(Dataset records)
════════
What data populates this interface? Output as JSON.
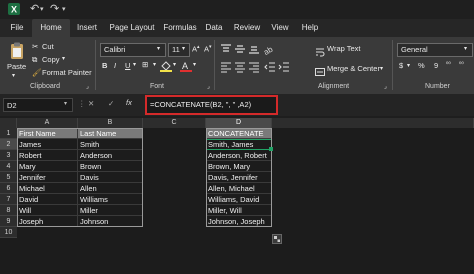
{
  "ribbon_tabs": [
    "File",
    "Home",
    "Insert",
    "Page Layout",
    "Formulas",
    "Data",
    "Review",
    "View",
    "Help"
  ],
  "clipboard": {
    "paste": "Paste",
    "cut": "Cut",
    "copy": "Copy",
    "format_painter": "Format Painter",
    "group": "Clipboard"
  },
  "font": {
    "name": "Calibri",
    "size": "11",
    "group": "Font",
    "bold": "B",
    "italic": "I",
    "underline": "U"
  },
  "alignment": {
    "wrap": "Wrap Text",
    "merge": "Merge & Center",
    "group": "Alignment"
  },
  "number": {
    "format": "General",
    "currency": "$",
    "percent": "%",
    "comma": "9",
    "group": "Number"
  },
  "formula_bar": {
    "name_box": "D2",
    "cancel": "✕",
    "enter": "✓",
    "fx": "fx",
    "formula": "=CONCATENATE(B2, \", \" ,A2)"
  },
  "columns": [
    "A",
    "B",
    "C",
    "D"
  ],
  "rows": [
    "1",
    "2",
    "3",
    "4",
    "5",
    "6",
    "7",
    "8",
    "9",
    "10"
  ],
  "first_names": [
    "First Name",
    "James",
    "Robert",
    "Mary",
    "Jennifer",
    "Michael",
    "David",
    "Will",
    "Joseph"
  ],
  "last_names": [
    "Last Name",
    "Smith",
    "Anderson",
    "Brown",
    "Davis",
    "Allen",
    "Williams",
    "Miller",
    "Johnson"
  ],
  "concatenated": [
    "CONCATENATE",
    "Smith, James",
    "Anderson, Robert",
    "Brown, Mary",
    "Davis, Jennifer",
    "Allen, Michael",
    "Williams, David",
    "Miller, Will",
    "Johnson, Joseph"
  ],
  "colors": {
    "accent_green": "#21a366",
    "highlight_red": "#d42a2a",
    "header_fill": "#7a7a7a"
  }
}
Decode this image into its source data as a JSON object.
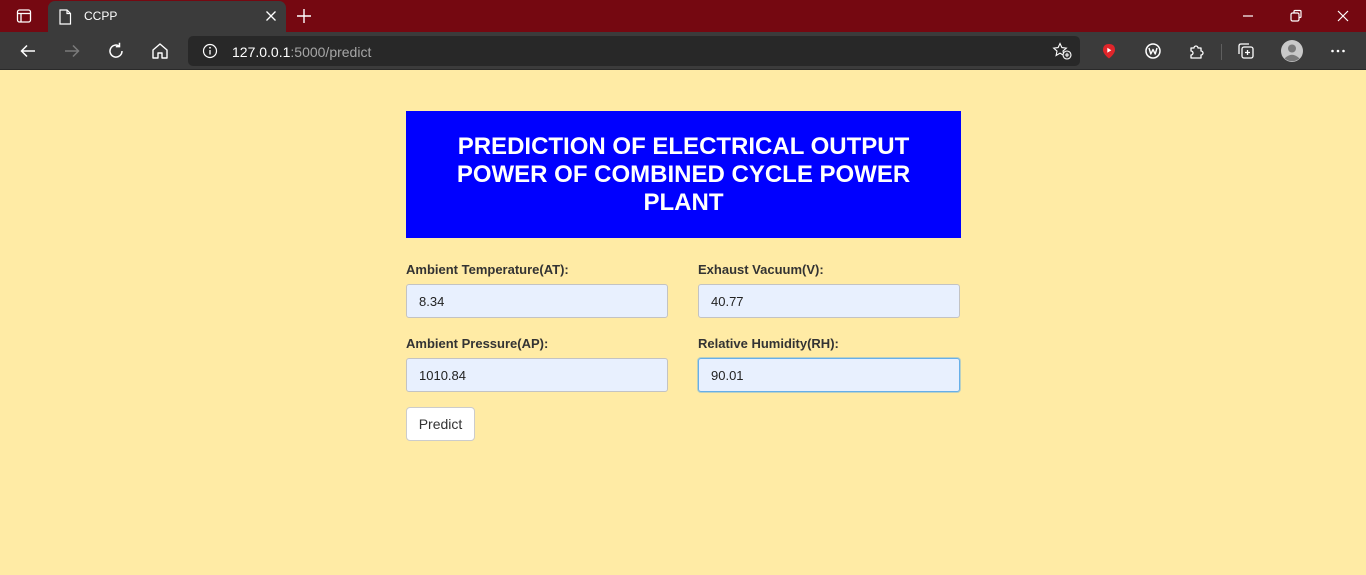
{
  "browser": {
    "tab": {
      "title": "CCPP"
    },
    "address_bar": {
      "host": "127.0.0.1",
      "path": ":5000/predict"
    }
  },
  "page": {
    "header": {
      "title": "PREDICTION OF ELECTRICAL OUTPUT POWER OF COMBINED CYCLE POWER PLANT"
    },
    "form": {
      "fields": [
        {
          "label": "Ambient Temperature(AT):",
          "value": "8.34"
        },
        {
          "label": "Exhaust Vacuum(V):",
          "value": "40.77"
        },
        {
          "label": "Ambient Pressure(AP):",
          "value": "1010.84"
        },
        {
          "label": "Relative Humidity(RH):",
          "value": "90.01"
        }
      ],
      "submit_label": "Predict"
    }
  },
  "colors": {
    "page_background": "#ffeba5",
    "header_background": "#0000ff",
    "tabbar_background": "#750811",
    "input_background": "#e8f0fe"
  }
}
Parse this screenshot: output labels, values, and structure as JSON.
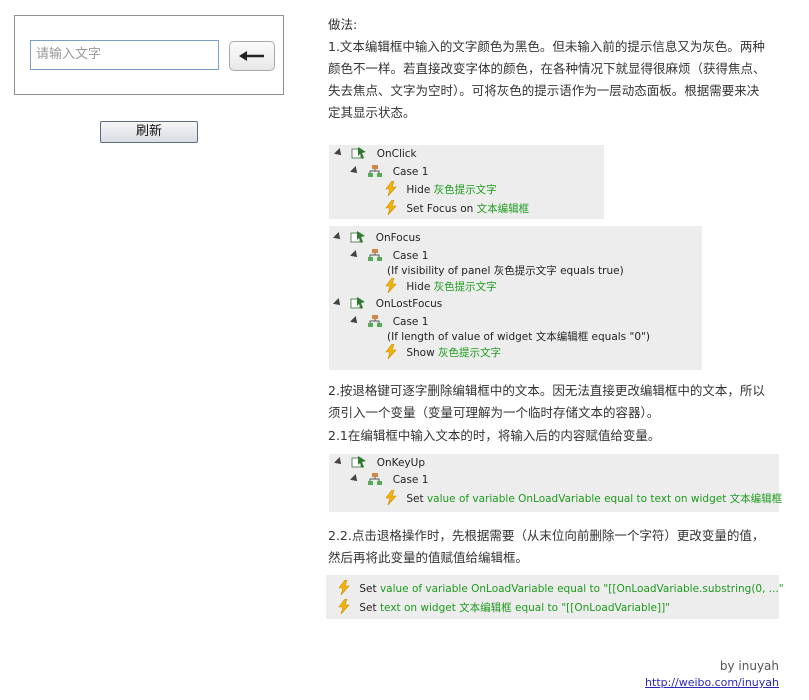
{
  "demo": {
    "input_placeholder": "请输入文字",
    "refresh_label": "刷新"
  },
  "notes": {
    "method_title": "做法:",
    "p1": "1.文本编辑框中输入的文字颜色为黑色。但未输入前的提示信息又为灰色。两种颜色不一样。若直接改变字体的颜色，在各种情况下就显得很麻烦（获得焦点、失去焦点、文字为空时）。可将灰色的提示语作为一层动态面板。根据需要来决定其显示状态。",
    "p2": "2.按退格键可逐字删除编辑框中的文本。因无法直接更改编辑框中的文本，所以须引入一个变量（变量可理解为一个临时存储文本的容器）。",
    "p21": "2.1在编辑框中输入文本的时，将输入后的内容赋值给变量。",
    "p22": "2.2.点击退格操作时，先根据需要（从末位向前删除一个字符）更改变量的值，然后再将此变量的值赋值给编辑框。"
  },
  "panels": {
    "onclick": {
      "event": "OnClick",
      "case": "Case 1",
      "a1_verb": "Hide",
      "a1_target": "灰色提示文字",
      "a2_verb": "Set Focus on",
      "a2_target": "文本编辑框"
    },
    "onfocus": {
      "event": "OnFocus",
      "case": "Case 1",
      "condition": "(If visibility of panel 灰色提示文字 equals true)",
      "a1_verb": "Hide",
      "a1_target": "灰色提示文字",
      "event2": "OnLostFocus",
      "case2": "Case 1",
      "condition2": "(If length of value of widget 文本编辑框 equals \"0\")",
      "a2_verb": "Show",
      "a2_target": "灰色提示文字"
    },
    "onkeyup": {
      "event": "OnKeyUp",
      "case": "Case 1",
      "a1_verb": "Set",
      "a1_target": "value of variable OnLoadVariable equal to text on widget 文本编辑框"
    },
    "backspace": {
      "a1_verb": "Set",
      "a1_target": "value of variable OnLoadVariable equal to \"[[OnLoadVariable.substring(0, ...\"",
      "a2_verb": "Set",
      "a2_target": "text on widget 文本编辑框 equal to \"[[OnLoadVariable]]\""
    }
  },
  "footer": {
    "by": "by inuyah",
    "link": "http://weibo.com/inuyah"
  },
  "colors": {
    "action_target": "#1d9a1d",
    "panel_bg": "#ededed",
    "link": "#2a2ab5"
  }
}
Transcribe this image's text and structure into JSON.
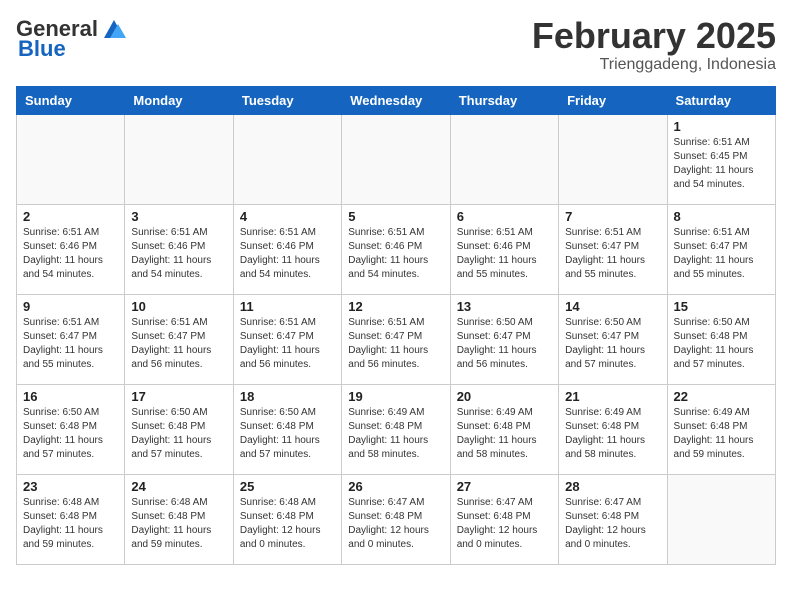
{
  "logo": {
    "text_general": "General",
    "text_blue": "Blue"
  },
  "header": {
    "month": "February 2025",
    "location": "Trienggadeng, Indonesia"
  },
  "weekdays": [
    "Sunday",
    "Monday",
    "Tuesday",
    "Wednesday",
    "Thursday",
    "Friday",
    "Saturday"
  ],
  "weeks": [
    [
      {
        "day": "",
        "info": ""
      },
      {
        "day": "",
        "info": ""
      },
      {
        "day": "",
        "info": ""
      },
      {
        "day": "",
        "info": ""
      },
      {
        "day": "",
        "info": ""
      },
      {
        "day": "",
        "info": ""
      },
      {
        "day": "1",
        "info": "Sunrise: 6:51 AM\nSunset: 6:45 PM\nDaylight: 11 hours\nand 54 minutes."
      }
    ],
    [
      {
        "day": "2",
        "info": "Sunrise: 6:51 AM\nSunset: 6:46 PM\nDaylight: 11 hours\nand 54 minutes."
      },
      {
        "day": "3",
        "info": "Sunrise: 6:51 AM\nSunset: 6:46 PM\nDaylight: 11 hours\nand 54 minutes."
      },
      {
        "day": "4",
        "info": "Sunrise: 6:51 AM\nSunset: 6:46 PM\nDaylight: 11 hours\nand 54 minutes."
      },
      {
        "day": "5",
        "info": "Sunrise: 6:51 AM\nSunset: 6:46 PM\nDaylight: 11 hours\nand 54 minutes."
      },
      {
        "day": "6",
        "info": "Sunrise: 6:51 AM\nSunset: 6:46 PM\nDaylight: 11 hours\nand 55 minutes."
      },
      {
        "day": "7",
        "info": "Sunrise: 6:51 AM\nSunset: 6:47 PM\nDaylight: 11 hours\nand 55 minutes."
      },
      {
        "day": "8",
        "info": "Sunrise: 6:51 AM\nSunset: 6:47 PM\nDaylight: 11 hours\nand 55 minutes."
      }
    ],
    [
      {
        "day": "9",
        "info": "Sunrise: 6:51 AM\nSunset: 6:47 PM\nDaylight: 11 hours\nand 55 minutes."
      },
      {
        "day": "10",
        "info": "Sunrise: 6:51 AM\nSunset: 6:47 PM\nDaylight: 11 hours\nand 56 minutes."
      },
      {
        "day": "11",
        "info": "Sunrise: 6:51 AM\nSunset: 6:47 PM\nDaylight: 11 hours\nand 56 minutes."
      },
      {
        "day": "12",
        "info": "Sunrise: 6:51 AM\nSunset: 6:47 PM\nDaylight: 11 hours\nand 56 minutes."
      },
      {
        "day": "13",
        "info": "Sunrise: 6:50 AM\nSunset: 6:47 PM\nDaylight: 11 hours\nand 56 minutes."
      },
      {
        "day": "14",
        "info": "Sunrise: 6:50 AM\nSunset: 6:47 PM\nDaylight: 11 hours\nand 57 minutes."
      },
      {
        "day": "15",
        "info": "Sunrise: 6:50 AM\nSunset: 6:48 PM\nDaylight: 11 hours\nand 57 minutes."
      }
    ],
    [
      {
        "day": "16",
        "info": "Sunrise: 6:50 AM\nSunset: 6:48 PM\nDaylight: 11 hours\nand 57 minutes."
      },
      {
        "day": "17",
        "info": "Sunrise: 6:50 AM\nSunset: 6:48 PM\nDaylight: 11 hours\nand 57 minutes."
      },
      {
        "day": "18",
        "info": "Sunrise: 6:50 AM\nSunset: 6:48 PM\nDaylight: 11 hours\nand 57 minutes."
      },
      {
        "day": "19",
        "info": "Sunrise: 6:49 AM\nSunset: 6:48 PM\nDaylight: 11 hours\nand 58 minutes."
      },
      {
        "day": "20",
        "info": "Sunrise: 6:49 AM\nSunset: 6:48 PM\nDaylight: 11 hours\nand 58 minutes."
      },
      {
        "day": "21",
        "info": "Sunrise: 6:49 AM\nSunset: 6:48 PM\nDaylight: 11 hours\nand 58 minutes."
      },
      {
        "day": "22",
        "info": "Sunrise: 6:49 AM\nSunset: 6:48 PM\nDaylight: 11 hours\nand 59 minutes."
      }
    ],
    [
      {
        "day": "23",
        "info": "Sunrise: 6:48 AM\nSunset: 6:48 PM\nDaylight: 11 hours\nand 59 minutes."
      },
      {
        "day": "24",
        "info": "Sunrise: 6:48 AM\nSunset: 6:48 PM\nDaylight: 11 hours\nand 59 minutes."
      },
      {
        "day": "25",
        "info": "Sunrise: 6:48 AM\nSunset: 6:48 PM\nDaylight: 12 hours\nand 0 minutes."
      },
      {
        "day": "26",
        "info": "Sunrise: 6:47 AM\nSunset: 6:48 PM\nDaylight: 12 hours\nand 0 minutes."
      },
      {
        "day": "27",
        "info": "Sunrise: 6:47 AM\nSunset: 6:48 PM\nDaylight: 12 hours\nand 0 minutes."
      },
      {
        "day": "28",
        "info": "Sunrise: 6:47 AM\nSunset: 6:48 PM\nDaylight: 12 hours\nand 0 minutes."
      },
      {
        "day": "",
        "info": ""
      }
    ]
  ]
}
════════
* _Exercise details_
Look through the data above. Copy every line with the string "this" in it.

* _Reply_
What data populates this interface? Output as JSON.
Decode this image into its source data as a JSON object.
Parse this screenshot: output labels, values, and structure as JSON.
Transcribe this image's text and structure into JSON.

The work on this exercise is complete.